◆ **OBJECTIVE**: Using the records below, locate all lines containing "عاصية" and return them.

◆ **TASK MATERIAL**:

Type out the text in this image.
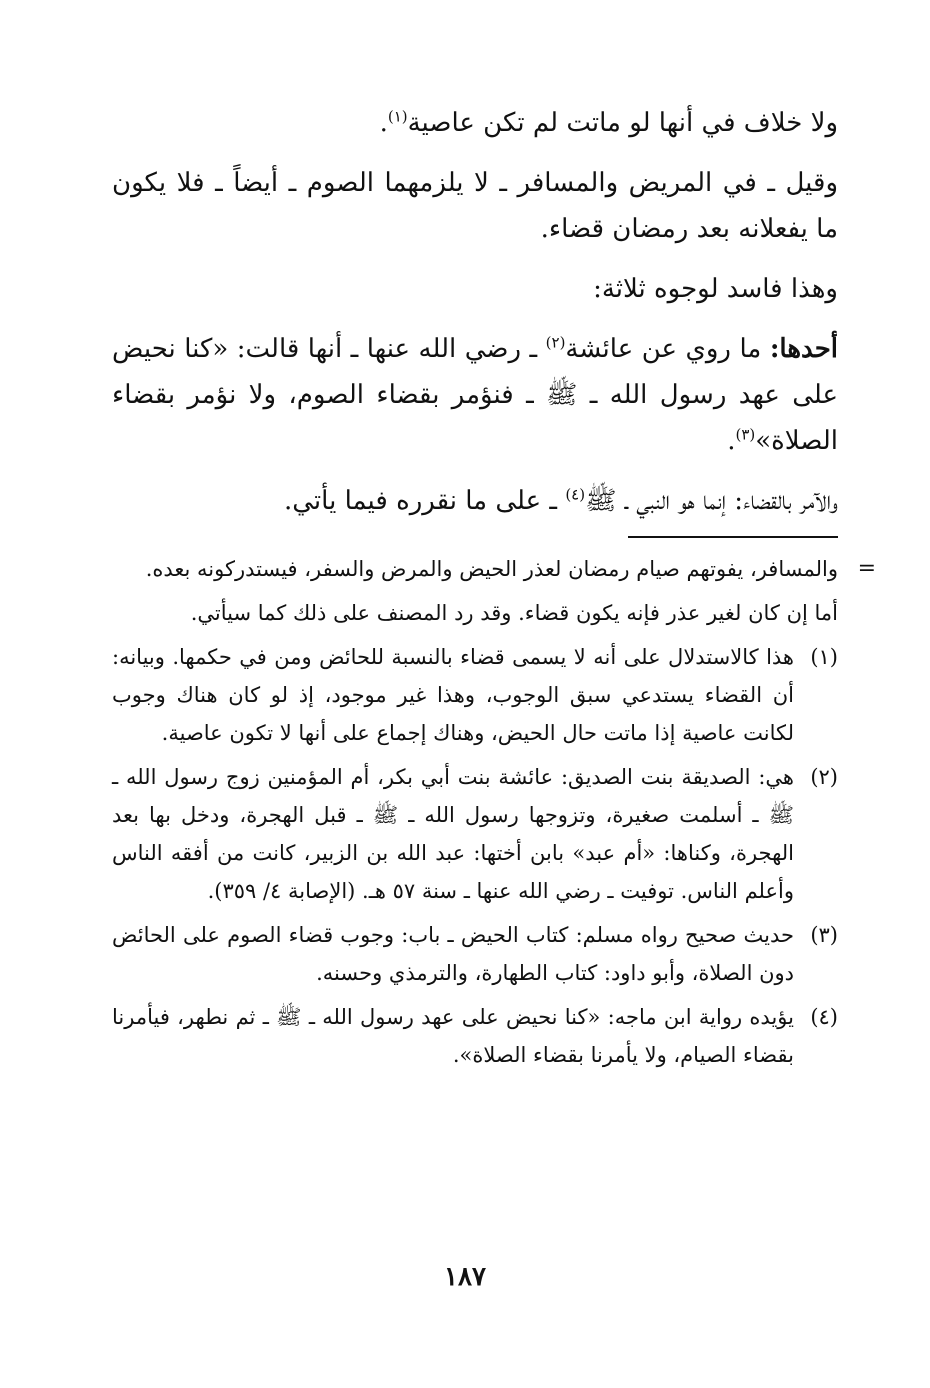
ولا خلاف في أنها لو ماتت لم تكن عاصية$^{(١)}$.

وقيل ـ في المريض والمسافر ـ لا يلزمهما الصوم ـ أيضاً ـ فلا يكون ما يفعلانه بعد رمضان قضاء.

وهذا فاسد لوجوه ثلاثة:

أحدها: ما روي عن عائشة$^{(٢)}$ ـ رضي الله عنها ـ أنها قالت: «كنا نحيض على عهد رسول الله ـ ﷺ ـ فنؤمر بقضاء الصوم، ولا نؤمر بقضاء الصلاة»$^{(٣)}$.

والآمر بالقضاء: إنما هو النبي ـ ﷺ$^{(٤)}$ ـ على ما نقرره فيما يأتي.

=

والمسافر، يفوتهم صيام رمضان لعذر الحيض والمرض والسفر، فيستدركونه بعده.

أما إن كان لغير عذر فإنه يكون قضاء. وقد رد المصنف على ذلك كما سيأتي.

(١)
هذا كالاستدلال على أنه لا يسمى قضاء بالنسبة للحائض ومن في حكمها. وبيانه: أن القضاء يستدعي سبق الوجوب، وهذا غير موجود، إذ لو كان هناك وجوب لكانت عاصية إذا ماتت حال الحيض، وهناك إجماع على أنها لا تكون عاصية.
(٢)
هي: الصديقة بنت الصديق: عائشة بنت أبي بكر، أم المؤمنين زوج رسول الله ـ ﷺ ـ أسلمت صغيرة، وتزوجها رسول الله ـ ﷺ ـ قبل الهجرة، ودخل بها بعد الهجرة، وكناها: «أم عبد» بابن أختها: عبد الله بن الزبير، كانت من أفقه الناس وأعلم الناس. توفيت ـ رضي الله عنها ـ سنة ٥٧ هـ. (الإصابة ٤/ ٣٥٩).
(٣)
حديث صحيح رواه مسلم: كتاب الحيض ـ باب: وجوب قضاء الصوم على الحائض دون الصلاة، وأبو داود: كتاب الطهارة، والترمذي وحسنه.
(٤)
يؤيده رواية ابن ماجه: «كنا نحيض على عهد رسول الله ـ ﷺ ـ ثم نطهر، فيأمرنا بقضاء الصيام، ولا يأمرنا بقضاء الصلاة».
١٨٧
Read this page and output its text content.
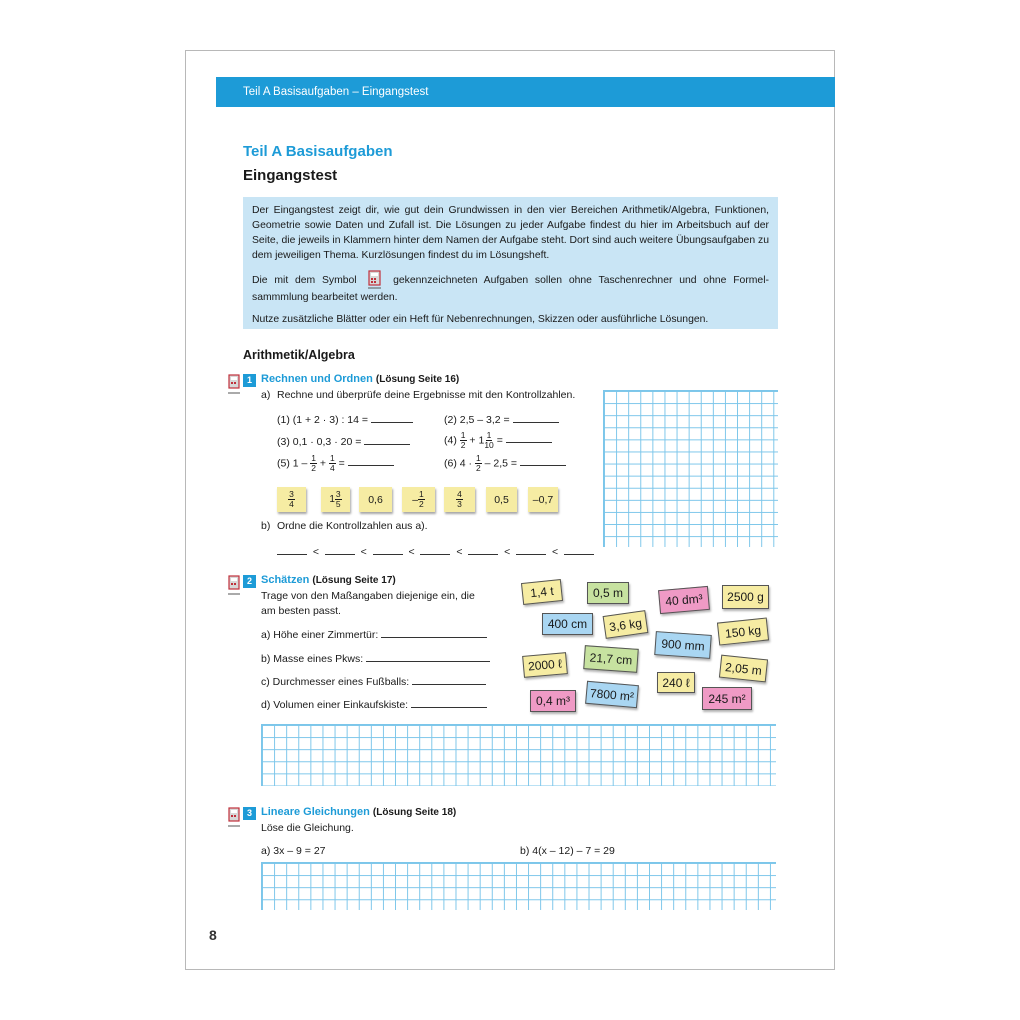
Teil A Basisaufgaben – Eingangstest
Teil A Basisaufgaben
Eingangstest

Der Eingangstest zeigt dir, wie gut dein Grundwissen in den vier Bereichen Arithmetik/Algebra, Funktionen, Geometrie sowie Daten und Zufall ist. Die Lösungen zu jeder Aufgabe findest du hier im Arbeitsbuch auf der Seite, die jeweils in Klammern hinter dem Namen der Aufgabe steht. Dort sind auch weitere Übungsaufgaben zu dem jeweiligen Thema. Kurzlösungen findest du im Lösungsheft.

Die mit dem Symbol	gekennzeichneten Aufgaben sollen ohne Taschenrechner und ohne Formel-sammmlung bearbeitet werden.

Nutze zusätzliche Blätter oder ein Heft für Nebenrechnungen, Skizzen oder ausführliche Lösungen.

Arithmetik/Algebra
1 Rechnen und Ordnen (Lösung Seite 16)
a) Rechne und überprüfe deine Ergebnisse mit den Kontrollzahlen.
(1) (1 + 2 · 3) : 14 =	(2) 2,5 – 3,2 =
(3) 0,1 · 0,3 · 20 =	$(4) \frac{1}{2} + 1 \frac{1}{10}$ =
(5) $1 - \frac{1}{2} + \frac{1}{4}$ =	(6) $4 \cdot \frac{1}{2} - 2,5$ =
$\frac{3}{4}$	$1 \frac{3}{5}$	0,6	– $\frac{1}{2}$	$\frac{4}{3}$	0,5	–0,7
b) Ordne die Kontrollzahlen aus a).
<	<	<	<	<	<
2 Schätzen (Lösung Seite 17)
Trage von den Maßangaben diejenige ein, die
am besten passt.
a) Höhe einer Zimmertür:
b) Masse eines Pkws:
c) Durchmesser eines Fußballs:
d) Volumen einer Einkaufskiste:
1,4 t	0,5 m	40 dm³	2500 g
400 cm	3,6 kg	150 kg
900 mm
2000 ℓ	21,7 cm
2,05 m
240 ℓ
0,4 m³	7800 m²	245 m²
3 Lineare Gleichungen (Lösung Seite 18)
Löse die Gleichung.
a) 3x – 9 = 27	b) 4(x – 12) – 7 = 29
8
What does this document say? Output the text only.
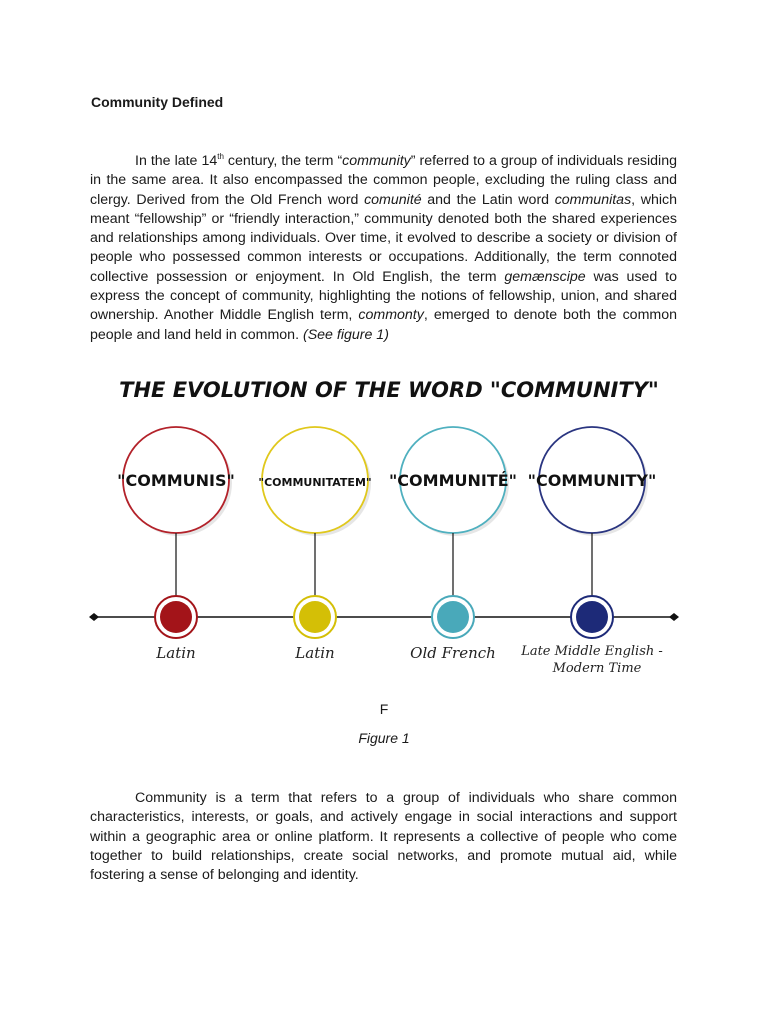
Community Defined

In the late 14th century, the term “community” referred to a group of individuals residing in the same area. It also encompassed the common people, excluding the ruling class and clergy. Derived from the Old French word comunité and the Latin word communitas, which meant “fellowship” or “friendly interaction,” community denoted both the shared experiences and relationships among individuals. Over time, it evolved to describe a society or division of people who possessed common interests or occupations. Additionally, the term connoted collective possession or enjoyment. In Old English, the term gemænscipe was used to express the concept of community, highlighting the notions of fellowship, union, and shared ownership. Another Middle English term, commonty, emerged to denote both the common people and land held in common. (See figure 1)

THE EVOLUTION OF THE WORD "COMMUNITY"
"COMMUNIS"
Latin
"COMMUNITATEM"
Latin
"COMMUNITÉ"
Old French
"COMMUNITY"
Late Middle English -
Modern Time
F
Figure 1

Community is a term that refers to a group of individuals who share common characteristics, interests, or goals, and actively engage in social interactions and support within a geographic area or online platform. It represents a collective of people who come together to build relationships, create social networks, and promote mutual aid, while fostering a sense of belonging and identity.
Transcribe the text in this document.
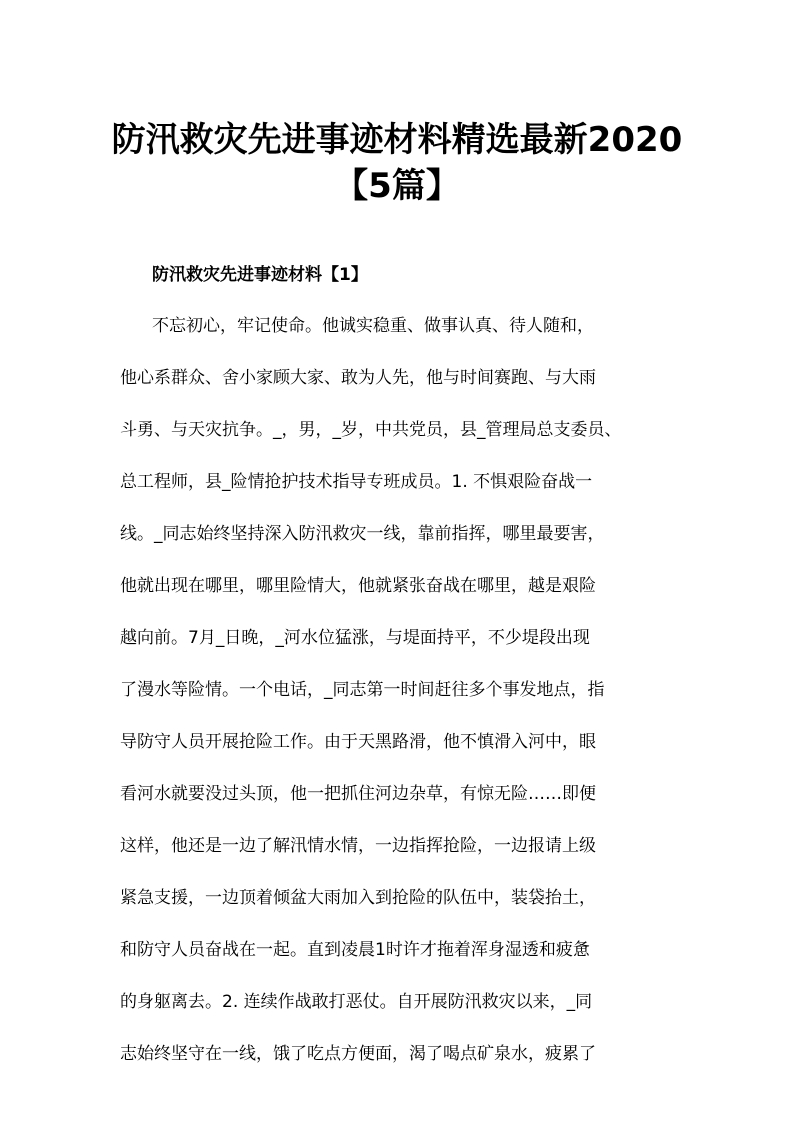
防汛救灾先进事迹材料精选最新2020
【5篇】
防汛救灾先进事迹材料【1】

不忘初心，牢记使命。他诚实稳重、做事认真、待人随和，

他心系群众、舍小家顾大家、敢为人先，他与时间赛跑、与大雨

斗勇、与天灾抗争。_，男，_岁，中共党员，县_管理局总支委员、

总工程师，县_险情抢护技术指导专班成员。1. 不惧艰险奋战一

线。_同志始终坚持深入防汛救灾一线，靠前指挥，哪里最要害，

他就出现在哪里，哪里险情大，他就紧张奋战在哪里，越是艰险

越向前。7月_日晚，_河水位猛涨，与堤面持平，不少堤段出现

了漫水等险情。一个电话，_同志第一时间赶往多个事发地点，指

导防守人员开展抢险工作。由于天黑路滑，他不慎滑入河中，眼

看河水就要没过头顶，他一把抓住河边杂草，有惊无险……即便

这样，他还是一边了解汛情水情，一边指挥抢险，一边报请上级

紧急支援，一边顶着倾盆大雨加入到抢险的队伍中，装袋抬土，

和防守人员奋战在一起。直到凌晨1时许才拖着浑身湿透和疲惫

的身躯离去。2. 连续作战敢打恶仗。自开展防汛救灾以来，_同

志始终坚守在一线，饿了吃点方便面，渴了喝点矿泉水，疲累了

◆ **OUTPUT FOR THIS EXERCISE**:
ولا خلاف في أنها لو ماتت لم تكن عاصية$^{(١)}$.
هذا كالاستدلال على أنه لا يسمى قضاء بالنسبة للحائض ومن في حكمها. وبيانه: أن القضاء يستدعي سبق الوجوب، وهذا غير موجود، إذ لو كان هناك وجوب لكانت عاصية إذا ماتت حال الحيض، وهناك إجماع على أنها لا تكون عاصية.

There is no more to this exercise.